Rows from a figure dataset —
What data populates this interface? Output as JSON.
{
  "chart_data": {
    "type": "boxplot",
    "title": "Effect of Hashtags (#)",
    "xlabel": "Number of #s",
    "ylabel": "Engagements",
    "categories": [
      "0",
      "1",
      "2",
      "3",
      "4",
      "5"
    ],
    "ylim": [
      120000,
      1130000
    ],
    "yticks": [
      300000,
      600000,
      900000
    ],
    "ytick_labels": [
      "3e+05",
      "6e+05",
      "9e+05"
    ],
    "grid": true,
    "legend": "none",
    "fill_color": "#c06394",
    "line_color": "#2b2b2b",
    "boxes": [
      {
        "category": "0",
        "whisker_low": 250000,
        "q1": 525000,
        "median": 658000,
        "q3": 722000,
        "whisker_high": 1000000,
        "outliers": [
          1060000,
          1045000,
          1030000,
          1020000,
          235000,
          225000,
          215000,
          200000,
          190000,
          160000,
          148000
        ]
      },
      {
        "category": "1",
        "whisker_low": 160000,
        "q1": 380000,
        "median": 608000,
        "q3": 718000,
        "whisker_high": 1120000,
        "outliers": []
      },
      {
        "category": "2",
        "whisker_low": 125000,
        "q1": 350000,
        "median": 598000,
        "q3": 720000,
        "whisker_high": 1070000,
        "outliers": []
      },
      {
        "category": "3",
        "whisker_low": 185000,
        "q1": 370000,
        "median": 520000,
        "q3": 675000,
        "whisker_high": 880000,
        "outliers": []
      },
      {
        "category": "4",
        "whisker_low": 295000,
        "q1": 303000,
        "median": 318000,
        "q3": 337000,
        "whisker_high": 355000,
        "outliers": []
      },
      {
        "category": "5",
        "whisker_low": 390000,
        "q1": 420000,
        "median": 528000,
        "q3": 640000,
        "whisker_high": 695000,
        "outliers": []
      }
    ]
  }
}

Set problem — Go through the entries and return each line where the word "median" appears.

Answer —
        "median": 658000,
        "median": 608000,
        "median": 598000,
        "median": 520000,
        "median": 318000,
        "median": 528000,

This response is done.